## What is asked
Skip the pictures. Transcribe the rest of the data below without changing a word.

Data records
------------------------------------
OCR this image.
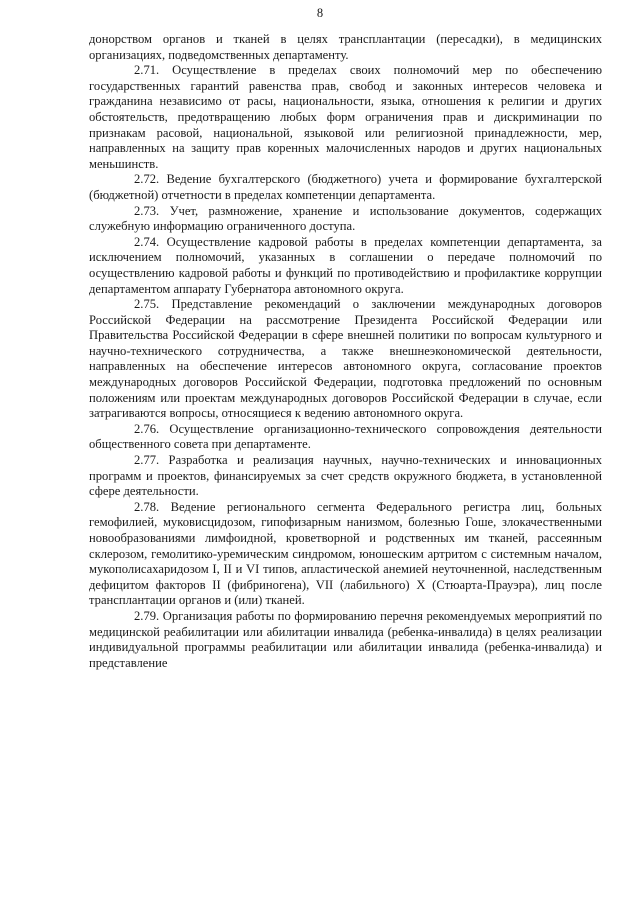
8

донорством органов и тканей в целях трансплантации (пересадки), в медицинских организациях, подведомственных департаменту.

2.71. Осуществление в пределах своих полномочий мер по обеспечению государственных гарантий равенства прав, свобод и законных интересов человека и гражданина независимо от расы, национальности, языка, отношения к религии и других обстоятельств, предотвращению любых форм ограничения прав и дискриминации по признакам расовой, национальной, языковой или религиозной принадлежности, мер, направленных на защиту прав коренных малочисленных народов и других национальных меньшинств.

2.72. Ведение бухгалтерского (бюджетного) учета и формирование бухгалтерской (бюджетной) отчетности в пределах компетенции департамента.

2.73. Учет, размножение, хранение и использование документов, содержащих служебную информацию ограниченного доступа.

2.74. Осуществление кадровой работы в пределах компетенции департамента, за исключением полномочий, указанных в соглашении о передаче полномочий по осуществлению кадровой работы и функций по противодействию и профилактике коррупции департаментом аппарату Губернатора автономного округа.

2.75. Представление рекомендаций о заключении международных договоров Российской Федерации на рассмотрение Президента Российской Федерации или Правительства Российской Федерации в сфере внешней политики по вопросам культурного и научно-технического сотрудничества, а также внешнеэкономической деятельности, направленных на обеспечение интересов автономного округа, согласование проектов международных договоров Российской Федерации, подготовка предложений по основным положениям или проектам международных договоров Российской Федерации в случае, если затрагиваются вопросы, относящиеся к ведению автономного округа.

2.76. Осуществление организационно-технического сопровождения деятельности общественного совета при департаменте.

2.77. Разработка и реализация научных, научно-технических и инновационных программ и проектов, финансируемых за счет средств окружного бюджета, в установленной сфере деятельности.

2.78. Ведение регионального сегмента Федерального регистра лиц, больных гемофилией, муковисцидозом, гипофизарным нанизмом, болезнью Гоше, злокачественными новообразованиями лимфоидной, кроветворной и родственных им тканей, рассеянным склерозом, гемолитико-уремическим синдромом, юношеским артритом с системным началом, мукополисахаридозом I, II и VI типов, апластической анемией неуточненной, наследственным дефицитом факторов II (фибриногена), VII (лабильного) X (Стюарта-Прауэра), лиц после трансплантации органов и (или) тканей.

2.79. Организация работы по формированию перечня рекомендуемых мероприятий по медицинской реабилитации или абилитации инвалида (ребенка-инвалида) в целях реализации индивидуальной программы реабилитации или абилитации инвалида (ребенка-инвалида) и представление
------------------------------------
## Written response
OCR this image.
8

донорством органов и тканей в целях трансплантации (пересадки), в медицинских организациях, подведомственных департаменту.

2.71. Осуществление в пределах своих полномочий мер по обеспечению государственных гарантий равенства прав, свобод и законных интересов человека и гражданина независимо от расы, национальности, языка, отношения к религии и других обстоятельств, предотвращению любых форм ограничения прав и дискриминации по признакам расовой, национальной, языковой или религиозной принадлежности, мер, направленных на защиту прав коренных малочисленных народов и других национальных меньшинств.

2.72. Ведение бухгалтерского (бюджетного) учета и формирование бухгалтерской (бюджетной) отчетности в пределах компетенции департамента.

2.73. Учет, размножение, хранение и использование документов, содержащих служебную информацию ограниченного доступа.

2.74. Осуществление кадровой работы в пределах компетенции департамента, за исключением полномочий, указанных в соглашении о передаче полномочий по осуществлению кадровой работы и функций по противодействию и профилактике коррупции департаментом аппарату Губернатора автономного округа.

2.75. Представление рекомендаций о заключении международных договоров Российской Федерации на рассмотрение Президента Российской Федерации или Правительства Российской Федерации в сфере внешней политики по вопросам культурного и научно-технического сотрудничества, а также внешнеэкономической деятельности, направленных на обеспечение интересов автономного округа, согласование проектов международных договоров Российской Федерации, подготовка предложений по основным положениям или проектам международных договоров Российской Федерации в случае, если затрагиваются вопросы, относящиеся к ведению автономного округа.

2.76. Осуществление организационно-технического сопровождения деятельности общественного совета при департаменте.

2.77. Разработка и реализация научных, научно-технических и инновационных программ и проектов, финансируемых за счет средств окружного бюджета, в установленной сфере деятельности.

2.78. Ведение регионального сегмента Федерального регистра лиц, больных гемофилией, муковисцидозом, гипофизарным нанизмом, болезнью Гоше, злокачественными новообразованиями лимфоидной, кроветворной и родственных им тканей, рассеянным склерозом, гемолитико-уремическим синдромом, юношеским артритом с системным началом, мукополисахаридозом I, II и VI типов, апластической анемией неуточненной, наследственным дефицитом факторов II (фибриногена), VII (лабильного) X (Стюарта-Прауэра), лиц после трансплантации органов и (или) тканей.

2.79. Организация работы по формированию перечня рекомендуемых мероприятий по медицинской реабилитации или абилитации инвалида (ребенка-инвалида) в целях реализации индивидуальной программы реабилитации или абилитации инвалида (ребенка-инвалида) и представление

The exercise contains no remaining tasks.